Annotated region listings
******
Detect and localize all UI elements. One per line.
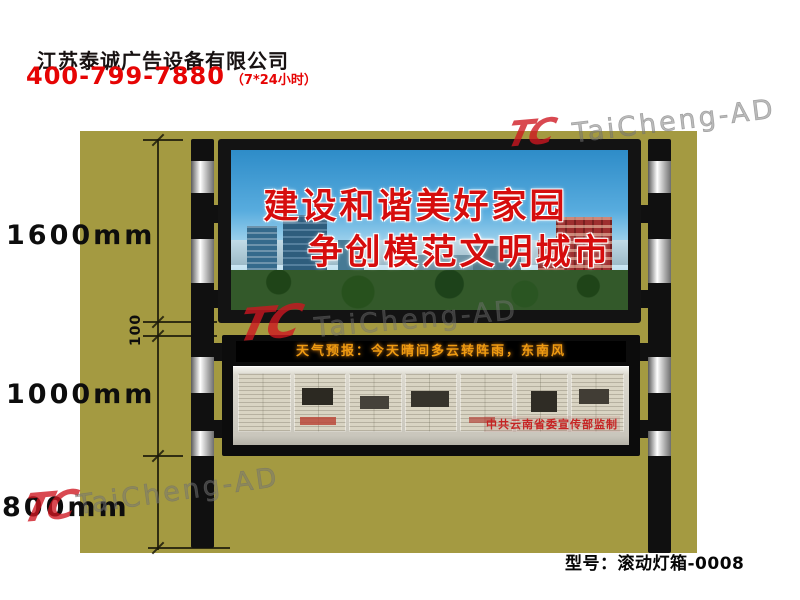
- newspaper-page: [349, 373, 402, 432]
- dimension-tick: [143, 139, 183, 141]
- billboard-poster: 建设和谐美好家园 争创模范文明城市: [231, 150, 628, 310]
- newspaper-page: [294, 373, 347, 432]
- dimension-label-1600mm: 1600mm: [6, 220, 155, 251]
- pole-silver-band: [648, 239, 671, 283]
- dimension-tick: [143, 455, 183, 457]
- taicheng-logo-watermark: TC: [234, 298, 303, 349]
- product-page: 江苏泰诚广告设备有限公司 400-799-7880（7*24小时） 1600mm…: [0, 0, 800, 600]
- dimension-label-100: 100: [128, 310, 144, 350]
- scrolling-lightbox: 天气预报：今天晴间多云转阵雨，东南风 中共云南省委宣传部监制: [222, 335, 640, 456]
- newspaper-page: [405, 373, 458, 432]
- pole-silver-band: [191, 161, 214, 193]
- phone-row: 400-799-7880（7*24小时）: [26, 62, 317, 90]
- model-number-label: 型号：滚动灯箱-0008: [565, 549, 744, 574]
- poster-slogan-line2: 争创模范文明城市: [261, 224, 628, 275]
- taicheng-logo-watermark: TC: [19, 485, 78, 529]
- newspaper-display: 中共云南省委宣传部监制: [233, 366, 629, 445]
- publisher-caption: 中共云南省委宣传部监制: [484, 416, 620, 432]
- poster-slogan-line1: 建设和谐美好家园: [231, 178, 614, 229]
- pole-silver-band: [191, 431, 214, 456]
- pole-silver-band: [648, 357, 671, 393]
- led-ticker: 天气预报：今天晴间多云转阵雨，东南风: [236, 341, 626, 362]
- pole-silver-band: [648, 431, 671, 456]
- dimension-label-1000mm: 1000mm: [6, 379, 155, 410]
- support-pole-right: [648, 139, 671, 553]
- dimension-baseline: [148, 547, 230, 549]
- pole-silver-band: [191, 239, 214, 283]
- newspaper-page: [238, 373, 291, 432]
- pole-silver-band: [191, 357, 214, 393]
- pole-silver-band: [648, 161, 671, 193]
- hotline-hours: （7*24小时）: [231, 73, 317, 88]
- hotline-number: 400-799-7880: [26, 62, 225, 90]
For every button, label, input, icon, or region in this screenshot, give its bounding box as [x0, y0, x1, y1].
******
Rewrite the material from the line that has "- newspaper-page: [349, 373, 402, 432]" through its end, swapping every "pole-silver-band" for "pole-chrome-band" and keeping all else unchanged.

* **The output**
- newspaper-page: [349, 373, 402, 432]
- dimension-tick: [143, 139, 183, 141]
- billboard-poster: 建设和谐美好家园 争创模范文明城市: [231, 150, 628, 310]
- newspaper-page: [294, 373, 347, 432]
- dimension-label-1600mm: 1600mm: [6, 220, 155, 251]
- pole-chrome-band: [648, 239, 671, 283]
- dimension-tick: [143, 455, 183, 457]
- taicheng-logo-watermark: TC: [234, 298, 303, 349]
- product-page: 江苏泰诚广告设备有限公司 400-799-7880（7*24小时） 1600mm…: [0, 0, 800, 600]
- dimension-label-100: 100: [128, 310, 144, 350]
- scrolling-lightbox: 天气预报：今天晴间多云转阵雨，东南风 中共云南省委宣传部监制: [222, 335, 640, 456]
- newspaper-page: [405, 373, 458, 432]
- pole-chrome-band: [191, 161, 214, 193]
- phone-row: 400-799-7880（7*24小时）: [26, 62, 317, 90]
- model-number-label: 型号：滚动灯箱-0008: [565, 549, 744, 574]
- poster-slogan-line2: 争创模范文明城市: [261, 224, 628, 275]
- taicheng-logo-watermark: TC: [19, 485, 78, 529]
- newspaper-display: 中共云南省委宣传部监制: [233, 366, 629, 445]
- publisher-caption: 中共云南省委宣传部监制: [484, 416, 620, 432]
- poster-slogan-line1: 建设和谐美好家园: [231, 178, 614, 229]
- pole-chrome-band: [191, 431, 214, 456]
- pole-chrome-band: [648, 357, 671, 393]
- led-ticker: 天气预报：今天晴间多云转阵雨，东南风: [236, 341, 626, 362]
- pole-chrome-band: [648, 431, 671, 456]
- dimension-label-1000mm: 1000mm: [6, 379, 155, 410]
- support-pole-right: [648, 139, 671, 553]
- dimension-baseline: [148, 547, 230, 549]
- pole-chrome-band: [191, 239, 214, 283]
- newspaper-page: [238, 373, 291, 432]
- pole-chrome-band: [191, 357, 214, 393]
- pole-chrome-band: [648, 161, 671, 193]
- hotline-hours: （7*24小时）: [231, 73, 317, 88]
- hotline-number: 400-799-7880: [26, 62, 225, 90]
For every button, label, input, icon, or region in this screenshot, give its bounding box as [x0, y0, x1, y1].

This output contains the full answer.